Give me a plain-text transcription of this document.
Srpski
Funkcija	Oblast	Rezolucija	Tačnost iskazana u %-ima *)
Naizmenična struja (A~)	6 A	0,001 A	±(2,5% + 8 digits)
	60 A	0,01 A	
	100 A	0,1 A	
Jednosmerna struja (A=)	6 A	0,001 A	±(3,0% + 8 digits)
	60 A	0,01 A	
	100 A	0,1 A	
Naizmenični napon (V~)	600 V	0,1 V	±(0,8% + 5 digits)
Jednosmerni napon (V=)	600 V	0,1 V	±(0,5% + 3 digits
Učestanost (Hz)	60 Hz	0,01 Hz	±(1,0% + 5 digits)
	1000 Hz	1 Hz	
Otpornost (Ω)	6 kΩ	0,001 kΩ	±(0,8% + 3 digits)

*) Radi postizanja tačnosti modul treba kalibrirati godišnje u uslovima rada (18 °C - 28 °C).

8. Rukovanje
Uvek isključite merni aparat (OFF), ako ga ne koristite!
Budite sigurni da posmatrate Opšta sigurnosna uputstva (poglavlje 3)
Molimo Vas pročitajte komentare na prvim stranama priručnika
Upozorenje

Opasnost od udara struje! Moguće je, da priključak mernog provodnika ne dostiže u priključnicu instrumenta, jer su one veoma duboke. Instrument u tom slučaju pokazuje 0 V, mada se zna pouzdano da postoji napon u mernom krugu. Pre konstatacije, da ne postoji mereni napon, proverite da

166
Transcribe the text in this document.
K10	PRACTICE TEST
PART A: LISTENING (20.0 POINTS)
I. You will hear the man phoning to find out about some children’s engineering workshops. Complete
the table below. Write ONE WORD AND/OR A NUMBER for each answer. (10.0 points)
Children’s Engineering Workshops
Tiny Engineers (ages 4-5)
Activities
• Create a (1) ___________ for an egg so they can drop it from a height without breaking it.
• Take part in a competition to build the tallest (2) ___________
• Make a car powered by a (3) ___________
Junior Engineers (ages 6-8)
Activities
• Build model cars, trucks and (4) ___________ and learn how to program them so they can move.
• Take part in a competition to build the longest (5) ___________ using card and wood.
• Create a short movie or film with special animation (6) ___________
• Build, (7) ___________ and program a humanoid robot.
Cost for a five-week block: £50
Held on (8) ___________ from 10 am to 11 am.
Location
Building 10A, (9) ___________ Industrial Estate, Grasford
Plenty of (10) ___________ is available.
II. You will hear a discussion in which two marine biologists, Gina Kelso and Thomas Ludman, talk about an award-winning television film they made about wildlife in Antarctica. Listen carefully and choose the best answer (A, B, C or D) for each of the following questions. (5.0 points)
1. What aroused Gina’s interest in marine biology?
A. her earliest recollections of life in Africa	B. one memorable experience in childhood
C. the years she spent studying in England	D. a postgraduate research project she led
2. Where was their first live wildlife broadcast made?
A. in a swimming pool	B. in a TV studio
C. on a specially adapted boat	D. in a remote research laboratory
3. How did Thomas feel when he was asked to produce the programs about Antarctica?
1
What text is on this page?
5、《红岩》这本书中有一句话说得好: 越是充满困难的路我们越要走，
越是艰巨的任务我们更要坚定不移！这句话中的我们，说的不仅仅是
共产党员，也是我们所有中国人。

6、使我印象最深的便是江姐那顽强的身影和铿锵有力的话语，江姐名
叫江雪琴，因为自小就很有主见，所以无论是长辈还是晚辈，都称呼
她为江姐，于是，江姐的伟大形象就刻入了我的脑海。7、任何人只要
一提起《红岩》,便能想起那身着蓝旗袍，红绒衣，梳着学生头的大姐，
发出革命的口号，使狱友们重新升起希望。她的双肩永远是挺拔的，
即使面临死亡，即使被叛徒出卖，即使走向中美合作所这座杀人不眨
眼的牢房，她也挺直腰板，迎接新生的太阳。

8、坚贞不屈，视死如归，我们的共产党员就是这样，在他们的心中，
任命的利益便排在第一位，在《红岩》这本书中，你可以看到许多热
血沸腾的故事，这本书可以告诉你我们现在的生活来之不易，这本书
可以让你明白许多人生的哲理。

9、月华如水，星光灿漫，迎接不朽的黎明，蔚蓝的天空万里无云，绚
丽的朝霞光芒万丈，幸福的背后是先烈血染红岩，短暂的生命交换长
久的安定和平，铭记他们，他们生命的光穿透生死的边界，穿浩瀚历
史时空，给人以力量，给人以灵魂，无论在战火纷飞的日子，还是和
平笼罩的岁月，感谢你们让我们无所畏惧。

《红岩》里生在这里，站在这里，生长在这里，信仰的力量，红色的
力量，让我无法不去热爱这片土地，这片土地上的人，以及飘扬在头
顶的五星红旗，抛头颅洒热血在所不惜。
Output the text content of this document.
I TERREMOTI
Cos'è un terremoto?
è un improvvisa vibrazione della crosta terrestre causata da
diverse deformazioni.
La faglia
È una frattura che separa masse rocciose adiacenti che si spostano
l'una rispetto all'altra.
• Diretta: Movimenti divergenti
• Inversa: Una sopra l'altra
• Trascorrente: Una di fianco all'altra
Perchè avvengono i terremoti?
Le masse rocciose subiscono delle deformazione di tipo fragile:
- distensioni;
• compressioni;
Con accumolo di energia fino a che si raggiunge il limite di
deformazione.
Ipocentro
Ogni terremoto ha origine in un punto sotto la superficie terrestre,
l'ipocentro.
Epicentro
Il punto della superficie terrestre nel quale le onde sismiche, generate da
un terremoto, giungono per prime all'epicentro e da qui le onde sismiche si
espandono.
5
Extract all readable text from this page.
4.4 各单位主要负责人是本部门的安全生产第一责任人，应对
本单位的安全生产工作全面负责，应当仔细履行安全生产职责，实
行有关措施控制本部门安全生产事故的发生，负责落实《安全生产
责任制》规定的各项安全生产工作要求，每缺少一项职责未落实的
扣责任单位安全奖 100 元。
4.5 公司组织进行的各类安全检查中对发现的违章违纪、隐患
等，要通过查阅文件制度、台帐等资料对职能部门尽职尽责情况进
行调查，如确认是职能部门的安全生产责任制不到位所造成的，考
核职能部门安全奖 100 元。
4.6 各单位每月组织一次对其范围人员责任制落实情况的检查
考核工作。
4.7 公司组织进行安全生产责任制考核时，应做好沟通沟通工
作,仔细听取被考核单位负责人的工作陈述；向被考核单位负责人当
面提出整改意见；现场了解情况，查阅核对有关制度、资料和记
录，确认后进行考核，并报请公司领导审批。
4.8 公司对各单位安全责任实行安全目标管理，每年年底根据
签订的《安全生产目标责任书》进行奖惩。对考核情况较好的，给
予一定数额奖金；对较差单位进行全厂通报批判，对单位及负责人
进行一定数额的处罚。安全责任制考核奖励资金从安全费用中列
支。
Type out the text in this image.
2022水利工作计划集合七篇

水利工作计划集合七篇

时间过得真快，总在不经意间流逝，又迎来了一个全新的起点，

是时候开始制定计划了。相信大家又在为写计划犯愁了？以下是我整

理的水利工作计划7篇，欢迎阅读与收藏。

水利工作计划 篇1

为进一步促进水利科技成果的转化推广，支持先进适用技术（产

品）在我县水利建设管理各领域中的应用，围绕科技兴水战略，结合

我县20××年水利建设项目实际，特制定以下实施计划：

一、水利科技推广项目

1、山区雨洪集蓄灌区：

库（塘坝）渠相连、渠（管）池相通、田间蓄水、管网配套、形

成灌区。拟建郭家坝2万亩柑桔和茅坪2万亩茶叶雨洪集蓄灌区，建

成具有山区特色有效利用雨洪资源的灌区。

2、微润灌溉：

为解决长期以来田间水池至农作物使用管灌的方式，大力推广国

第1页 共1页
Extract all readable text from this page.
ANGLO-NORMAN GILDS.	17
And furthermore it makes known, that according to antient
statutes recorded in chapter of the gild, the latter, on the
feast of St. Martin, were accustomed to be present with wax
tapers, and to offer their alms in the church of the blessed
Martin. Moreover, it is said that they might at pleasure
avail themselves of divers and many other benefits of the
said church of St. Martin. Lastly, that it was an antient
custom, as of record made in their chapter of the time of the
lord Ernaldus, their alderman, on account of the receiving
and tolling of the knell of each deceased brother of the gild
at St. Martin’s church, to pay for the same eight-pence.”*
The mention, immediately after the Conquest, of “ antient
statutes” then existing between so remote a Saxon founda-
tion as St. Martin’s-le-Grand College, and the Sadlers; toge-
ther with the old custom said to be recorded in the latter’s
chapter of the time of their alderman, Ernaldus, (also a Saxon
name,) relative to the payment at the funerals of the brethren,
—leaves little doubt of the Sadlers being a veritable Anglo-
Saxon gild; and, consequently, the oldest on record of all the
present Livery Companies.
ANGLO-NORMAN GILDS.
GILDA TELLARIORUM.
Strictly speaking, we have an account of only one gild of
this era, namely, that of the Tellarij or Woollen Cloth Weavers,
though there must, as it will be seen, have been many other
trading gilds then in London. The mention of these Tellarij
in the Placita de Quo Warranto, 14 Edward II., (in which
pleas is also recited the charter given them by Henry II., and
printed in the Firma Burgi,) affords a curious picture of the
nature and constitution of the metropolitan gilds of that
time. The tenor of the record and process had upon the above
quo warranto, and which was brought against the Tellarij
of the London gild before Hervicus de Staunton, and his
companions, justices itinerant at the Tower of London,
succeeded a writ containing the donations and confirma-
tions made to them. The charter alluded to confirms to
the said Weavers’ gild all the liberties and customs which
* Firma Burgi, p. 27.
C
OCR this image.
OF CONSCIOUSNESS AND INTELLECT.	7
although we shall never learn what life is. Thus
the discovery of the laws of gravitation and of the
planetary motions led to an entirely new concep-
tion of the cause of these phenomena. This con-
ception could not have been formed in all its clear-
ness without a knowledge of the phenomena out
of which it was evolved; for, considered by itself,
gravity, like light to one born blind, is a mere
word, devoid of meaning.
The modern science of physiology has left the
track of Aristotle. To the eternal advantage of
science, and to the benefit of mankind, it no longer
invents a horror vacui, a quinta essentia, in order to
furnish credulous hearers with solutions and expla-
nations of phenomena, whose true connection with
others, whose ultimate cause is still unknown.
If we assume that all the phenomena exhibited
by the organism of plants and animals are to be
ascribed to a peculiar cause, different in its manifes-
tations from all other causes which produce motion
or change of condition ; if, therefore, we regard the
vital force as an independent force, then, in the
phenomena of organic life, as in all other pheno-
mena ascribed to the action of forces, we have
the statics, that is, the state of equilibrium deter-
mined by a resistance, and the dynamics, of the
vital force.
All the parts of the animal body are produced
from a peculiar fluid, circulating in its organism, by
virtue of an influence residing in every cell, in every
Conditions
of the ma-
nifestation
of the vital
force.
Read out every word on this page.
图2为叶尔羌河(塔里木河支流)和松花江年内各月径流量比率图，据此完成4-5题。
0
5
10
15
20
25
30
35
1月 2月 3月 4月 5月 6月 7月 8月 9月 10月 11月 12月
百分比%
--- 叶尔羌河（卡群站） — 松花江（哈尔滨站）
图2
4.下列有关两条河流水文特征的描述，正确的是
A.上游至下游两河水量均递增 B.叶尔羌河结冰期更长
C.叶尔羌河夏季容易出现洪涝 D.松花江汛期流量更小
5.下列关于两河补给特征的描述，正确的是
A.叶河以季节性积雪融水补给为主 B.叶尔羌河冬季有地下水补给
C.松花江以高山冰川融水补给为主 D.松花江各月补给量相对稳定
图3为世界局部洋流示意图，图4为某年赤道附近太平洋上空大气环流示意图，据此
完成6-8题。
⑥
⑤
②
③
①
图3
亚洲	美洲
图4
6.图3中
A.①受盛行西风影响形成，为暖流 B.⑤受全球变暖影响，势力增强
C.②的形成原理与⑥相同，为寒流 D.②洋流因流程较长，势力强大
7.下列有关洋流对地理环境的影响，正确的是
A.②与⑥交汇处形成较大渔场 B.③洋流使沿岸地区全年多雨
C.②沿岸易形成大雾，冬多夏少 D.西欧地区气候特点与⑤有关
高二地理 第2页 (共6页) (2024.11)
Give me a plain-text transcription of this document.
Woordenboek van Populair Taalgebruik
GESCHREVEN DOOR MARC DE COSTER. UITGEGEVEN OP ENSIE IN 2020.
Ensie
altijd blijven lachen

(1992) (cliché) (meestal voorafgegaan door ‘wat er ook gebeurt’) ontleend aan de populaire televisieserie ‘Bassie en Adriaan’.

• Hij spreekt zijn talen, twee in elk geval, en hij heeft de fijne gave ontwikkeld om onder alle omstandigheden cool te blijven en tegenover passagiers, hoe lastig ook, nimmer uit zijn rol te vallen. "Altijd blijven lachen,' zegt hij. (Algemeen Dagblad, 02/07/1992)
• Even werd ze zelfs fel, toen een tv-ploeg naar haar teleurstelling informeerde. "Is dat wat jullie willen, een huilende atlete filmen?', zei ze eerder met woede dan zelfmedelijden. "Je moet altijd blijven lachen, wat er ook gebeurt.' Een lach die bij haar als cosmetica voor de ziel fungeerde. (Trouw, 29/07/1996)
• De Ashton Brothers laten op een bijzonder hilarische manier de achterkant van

○ ○ ○

### PROMPT
Find the lines above holding the word "then" and show them.

### EXPECTED ANSWER
statutes” then existing between so remote a Saxon founda-
trading gilds then in London. The mention of these Tellarij
vital force as an independent force, then, in the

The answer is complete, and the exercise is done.